**Exercise directions**
Retype the records without alteration, starting at the line that contains "Patent image size: (871, 872)." and continuing through the line that contains "In FIG. 6, the shaver", with both lines included.

**Record extracts**

┄┄┄┄┄┄┄┄┄┄┄┄┄┄┄┄┄┄┄┄

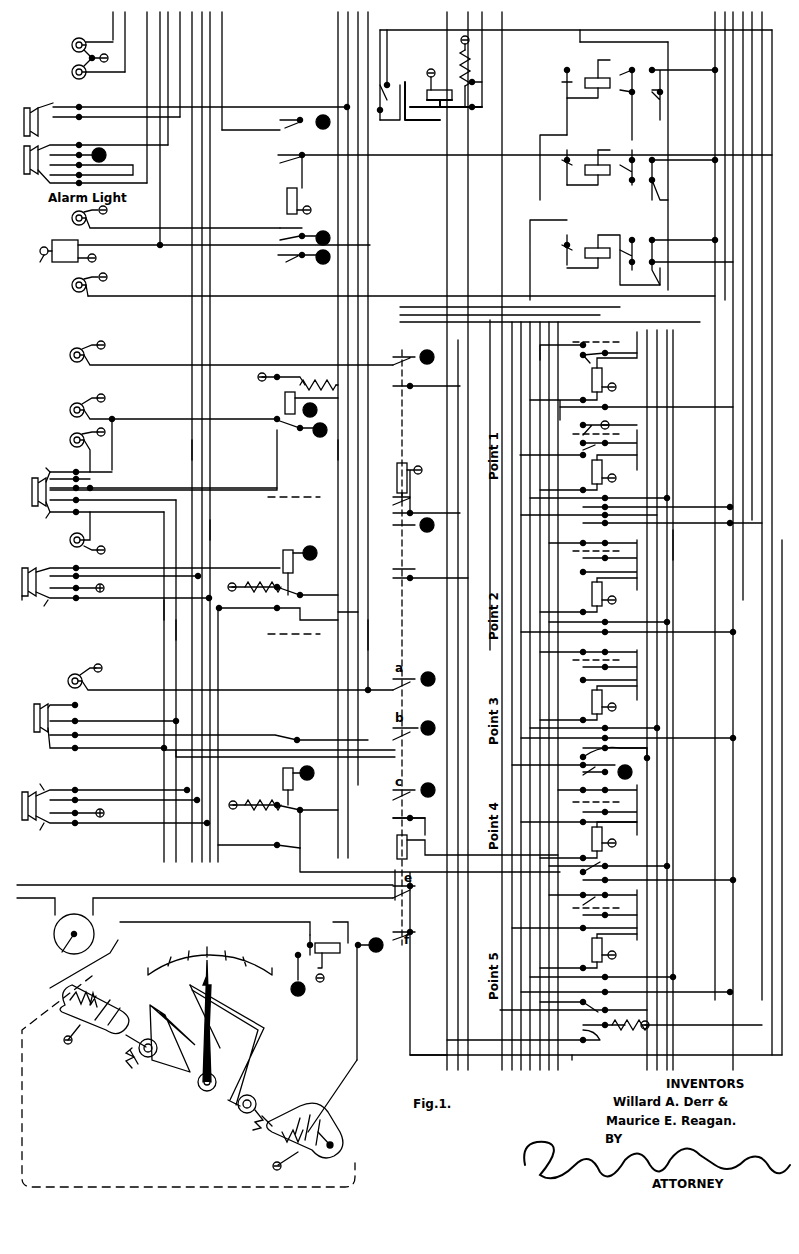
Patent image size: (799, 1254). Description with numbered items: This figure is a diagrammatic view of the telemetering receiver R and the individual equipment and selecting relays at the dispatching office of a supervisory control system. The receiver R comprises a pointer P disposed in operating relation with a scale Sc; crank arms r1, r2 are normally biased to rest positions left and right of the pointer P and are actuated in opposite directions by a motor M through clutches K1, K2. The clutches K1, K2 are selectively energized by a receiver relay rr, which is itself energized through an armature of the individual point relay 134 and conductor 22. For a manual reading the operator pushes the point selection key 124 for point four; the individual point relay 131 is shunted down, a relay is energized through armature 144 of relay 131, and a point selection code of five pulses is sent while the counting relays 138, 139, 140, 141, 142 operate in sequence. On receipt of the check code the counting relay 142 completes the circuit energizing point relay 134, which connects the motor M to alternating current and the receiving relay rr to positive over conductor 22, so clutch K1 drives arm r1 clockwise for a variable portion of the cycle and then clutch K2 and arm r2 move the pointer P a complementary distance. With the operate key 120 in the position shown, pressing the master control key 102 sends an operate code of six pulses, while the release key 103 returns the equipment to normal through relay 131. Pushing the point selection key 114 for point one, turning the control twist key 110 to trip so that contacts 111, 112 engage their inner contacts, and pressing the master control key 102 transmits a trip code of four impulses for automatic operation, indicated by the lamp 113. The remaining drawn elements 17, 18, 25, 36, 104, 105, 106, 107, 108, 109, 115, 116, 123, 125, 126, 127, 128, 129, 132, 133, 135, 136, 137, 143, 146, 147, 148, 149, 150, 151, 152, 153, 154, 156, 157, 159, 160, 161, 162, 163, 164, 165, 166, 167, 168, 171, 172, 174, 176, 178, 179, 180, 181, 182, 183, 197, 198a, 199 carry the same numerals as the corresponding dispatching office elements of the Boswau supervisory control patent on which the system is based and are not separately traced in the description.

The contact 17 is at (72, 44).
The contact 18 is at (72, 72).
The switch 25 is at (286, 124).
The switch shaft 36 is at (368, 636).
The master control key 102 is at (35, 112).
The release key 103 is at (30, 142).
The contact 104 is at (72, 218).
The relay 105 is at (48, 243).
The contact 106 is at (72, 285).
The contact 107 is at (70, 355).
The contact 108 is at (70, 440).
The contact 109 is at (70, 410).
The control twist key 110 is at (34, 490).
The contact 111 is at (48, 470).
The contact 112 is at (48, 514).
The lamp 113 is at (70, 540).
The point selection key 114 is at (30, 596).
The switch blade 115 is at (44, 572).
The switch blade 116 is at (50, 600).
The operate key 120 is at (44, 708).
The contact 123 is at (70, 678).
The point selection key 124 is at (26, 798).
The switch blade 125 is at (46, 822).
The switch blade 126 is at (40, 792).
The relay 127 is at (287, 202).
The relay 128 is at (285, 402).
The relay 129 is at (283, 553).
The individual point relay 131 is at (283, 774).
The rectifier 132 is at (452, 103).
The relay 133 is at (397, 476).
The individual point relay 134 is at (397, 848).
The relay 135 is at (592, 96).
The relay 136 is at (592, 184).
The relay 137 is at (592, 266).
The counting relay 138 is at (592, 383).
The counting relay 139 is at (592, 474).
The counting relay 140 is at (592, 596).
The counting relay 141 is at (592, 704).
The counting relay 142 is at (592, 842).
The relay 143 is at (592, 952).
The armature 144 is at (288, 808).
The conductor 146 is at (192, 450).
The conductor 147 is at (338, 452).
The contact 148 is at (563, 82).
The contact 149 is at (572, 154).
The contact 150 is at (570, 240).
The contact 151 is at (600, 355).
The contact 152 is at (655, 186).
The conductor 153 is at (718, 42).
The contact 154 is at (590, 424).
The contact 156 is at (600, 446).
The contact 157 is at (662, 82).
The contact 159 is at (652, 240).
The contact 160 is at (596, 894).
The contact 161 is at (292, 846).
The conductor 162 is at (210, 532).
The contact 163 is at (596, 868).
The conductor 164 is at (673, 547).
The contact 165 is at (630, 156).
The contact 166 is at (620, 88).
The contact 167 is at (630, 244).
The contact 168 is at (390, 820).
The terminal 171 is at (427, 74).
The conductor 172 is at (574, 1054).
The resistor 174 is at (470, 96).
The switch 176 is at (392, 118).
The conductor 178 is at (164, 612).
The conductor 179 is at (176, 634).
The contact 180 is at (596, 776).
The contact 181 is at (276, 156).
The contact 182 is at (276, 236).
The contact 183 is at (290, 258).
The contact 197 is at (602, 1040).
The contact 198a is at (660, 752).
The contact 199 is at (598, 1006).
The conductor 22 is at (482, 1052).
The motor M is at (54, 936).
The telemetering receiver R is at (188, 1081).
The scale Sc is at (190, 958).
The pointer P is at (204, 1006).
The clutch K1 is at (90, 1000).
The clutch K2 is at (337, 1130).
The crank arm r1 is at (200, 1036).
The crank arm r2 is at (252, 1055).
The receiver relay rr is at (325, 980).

┄┄┄┄┄┄┄┄┄┄┄┄┄┄┄┄┄┄┄┄

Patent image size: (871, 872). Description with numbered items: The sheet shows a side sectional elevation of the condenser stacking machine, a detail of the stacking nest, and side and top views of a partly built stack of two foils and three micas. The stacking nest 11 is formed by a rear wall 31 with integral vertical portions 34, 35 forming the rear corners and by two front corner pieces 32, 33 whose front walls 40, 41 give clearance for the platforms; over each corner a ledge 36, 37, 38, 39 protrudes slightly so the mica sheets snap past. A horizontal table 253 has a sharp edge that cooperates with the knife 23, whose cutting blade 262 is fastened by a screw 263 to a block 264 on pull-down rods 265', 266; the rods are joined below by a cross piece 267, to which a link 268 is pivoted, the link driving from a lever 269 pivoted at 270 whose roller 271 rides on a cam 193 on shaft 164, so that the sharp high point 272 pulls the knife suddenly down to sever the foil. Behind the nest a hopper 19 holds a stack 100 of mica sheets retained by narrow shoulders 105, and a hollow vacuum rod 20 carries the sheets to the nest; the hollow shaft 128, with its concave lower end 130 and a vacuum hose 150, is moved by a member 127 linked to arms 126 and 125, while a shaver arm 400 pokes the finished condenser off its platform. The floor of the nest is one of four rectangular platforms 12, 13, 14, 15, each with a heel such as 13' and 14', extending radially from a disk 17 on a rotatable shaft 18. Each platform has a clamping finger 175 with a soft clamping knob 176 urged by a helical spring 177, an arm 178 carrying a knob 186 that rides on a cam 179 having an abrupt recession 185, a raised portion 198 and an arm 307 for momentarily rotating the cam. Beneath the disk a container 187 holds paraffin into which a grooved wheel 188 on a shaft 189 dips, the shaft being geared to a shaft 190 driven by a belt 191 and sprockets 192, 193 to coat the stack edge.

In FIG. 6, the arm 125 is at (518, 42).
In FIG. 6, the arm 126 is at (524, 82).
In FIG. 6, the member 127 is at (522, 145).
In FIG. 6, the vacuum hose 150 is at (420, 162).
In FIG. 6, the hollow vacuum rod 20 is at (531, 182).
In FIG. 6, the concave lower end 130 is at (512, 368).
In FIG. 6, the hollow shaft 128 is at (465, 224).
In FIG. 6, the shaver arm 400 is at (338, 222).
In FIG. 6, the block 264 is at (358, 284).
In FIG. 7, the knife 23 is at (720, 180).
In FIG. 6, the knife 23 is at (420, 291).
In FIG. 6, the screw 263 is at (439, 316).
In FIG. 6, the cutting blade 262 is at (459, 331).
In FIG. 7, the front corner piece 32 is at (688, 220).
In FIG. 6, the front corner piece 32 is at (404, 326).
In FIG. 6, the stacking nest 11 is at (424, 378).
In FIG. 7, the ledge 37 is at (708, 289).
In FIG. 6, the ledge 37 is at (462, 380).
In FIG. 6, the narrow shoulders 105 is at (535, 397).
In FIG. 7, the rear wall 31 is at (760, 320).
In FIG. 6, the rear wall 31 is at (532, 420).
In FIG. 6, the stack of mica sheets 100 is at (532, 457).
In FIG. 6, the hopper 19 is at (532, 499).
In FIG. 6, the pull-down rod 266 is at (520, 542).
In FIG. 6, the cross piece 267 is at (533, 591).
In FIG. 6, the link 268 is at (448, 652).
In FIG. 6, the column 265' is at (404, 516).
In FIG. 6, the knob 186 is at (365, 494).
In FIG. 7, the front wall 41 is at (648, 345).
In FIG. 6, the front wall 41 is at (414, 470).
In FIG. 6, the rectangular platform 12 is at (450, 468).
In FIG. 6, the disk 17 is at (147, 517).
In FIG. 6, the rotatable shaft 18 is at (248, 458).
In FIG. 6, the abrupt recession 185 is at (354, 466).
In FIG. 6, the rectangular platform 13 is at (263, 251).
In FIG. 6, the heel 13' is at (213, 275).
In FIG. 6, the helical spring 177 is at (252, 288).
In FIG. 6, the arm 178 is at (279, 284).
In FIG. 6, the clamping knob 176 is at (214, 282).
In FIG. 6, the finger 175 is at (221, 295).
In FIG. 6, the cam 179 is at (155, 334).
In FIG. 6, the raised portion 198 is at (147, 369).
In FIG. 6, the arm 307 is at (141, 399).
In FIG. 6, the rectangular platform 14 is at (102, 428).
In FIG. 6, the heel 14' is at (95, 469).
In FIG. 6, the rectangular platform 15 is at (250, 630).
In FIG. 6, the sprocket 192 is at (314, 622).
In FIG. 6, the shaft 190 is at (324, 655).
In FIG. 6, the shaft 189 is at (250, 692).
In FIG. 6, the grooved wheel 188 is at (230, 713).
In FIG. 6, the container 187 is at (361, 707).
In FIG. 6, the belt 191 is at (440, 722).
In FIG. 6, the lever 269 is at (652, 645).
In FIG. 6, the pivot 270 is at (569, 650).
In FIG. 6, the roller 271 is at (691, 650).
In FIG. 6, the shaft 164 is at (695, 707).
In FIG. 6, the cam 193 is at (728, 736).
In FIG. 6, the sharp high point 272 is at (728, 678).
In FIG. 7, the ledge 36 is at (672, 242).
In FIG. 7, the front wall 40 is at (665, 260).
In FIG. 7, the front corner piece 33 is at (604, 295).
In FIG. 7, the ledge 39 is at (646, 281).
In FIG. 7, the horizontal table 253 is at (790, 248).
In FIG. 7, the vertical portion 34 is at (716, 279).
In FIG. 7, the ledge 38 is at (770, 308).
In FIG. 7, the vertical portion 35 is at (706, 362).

┄┄┄┄┄┄┄┄┄┄┄┄┄┄┄┄┄┄┄┄

**In response**
Patent image size: (871, 872). Description with numbered items: The sheet shows a side sectional elevation of the condenser stacking machine, a detail of the stacking nest, and side and top views of a partly built stack of two foils and three micas. The stacking nest 11 is formed by a rear wall 31 with integral vertical portions 34, 35 forming the rear corners and by two front corner pieces 32, 33 whose front walls 40, 41 give clearance for the platforms; over each corner a ledge 36, 37, 38, 39 protrudes slightly so the mica sheets snap past. A horizontal table 253 has a sharp edge that cooperates with the knife 23, whose cutting blade 262 is fastened by a screw 263 to a block 264 on pull-down rods 265', 266; the rods are joined below by a cross piece 267, to which a link 268 is pivoted, the link driving from a lever 269 pivoted at 270 whose roller 271 rides on a cam 193 on shaft 164, so that the sharp high point 272 pulls the knife suddenly down to sever the foil. Behind the nest a hopper 19 holds a stack 100 of mica sheets retained by narrow shoulders 105, and a hollow vacuum rod 20 carries the sheets to the nest; the hollow shaft 128, with its concave lower end 130 and a vacuum hose 150, is moved by a member 127 linked to arms 126 and 125, while a shaver arm 400 pokes the finished condenser off its platform. The floor of the nest is one of four rectangular platforms 12, 13, 14, 15, each with a heel such as 13' and 14', extending radially from a disk 17 on a rotatable shaft 18. Each platform has a clamping finger 175 with a soft clamping knob 176 urged by a helical spring 177, an arm 178 carrying a knob 186 that rides on a cam 179 having an abrupt recession 185, a raised portion 198 and an arm 307 for momentarily rotating the cam. Beneath the disk a container 187 holds paraffin into which a grooved wheel 188 on a shaft 189 dips, the shaft being geared to a shaft 190 driven by a belt 191 and sprockets 192, 193 to coat the stack edge.

In FIG. 6, the arm 125 is at (518, 42).
In FIG. 6, the arm 126 is at (524, 82).
In FIG. 6, the member 127 is at (522, 145).
In FIG. 6, the vacuum hose 150 is at (420, 162).
In FIG. 6, the hollow vacuum rod 20 is at (531, 182).
In FIG. 6, the concave lower end 130 is at (512, 368).
In FIG. 6, the hollow shaft 128 is at (465, 224).
In FIG. 6, the shaver arm 400 is at (338, 222).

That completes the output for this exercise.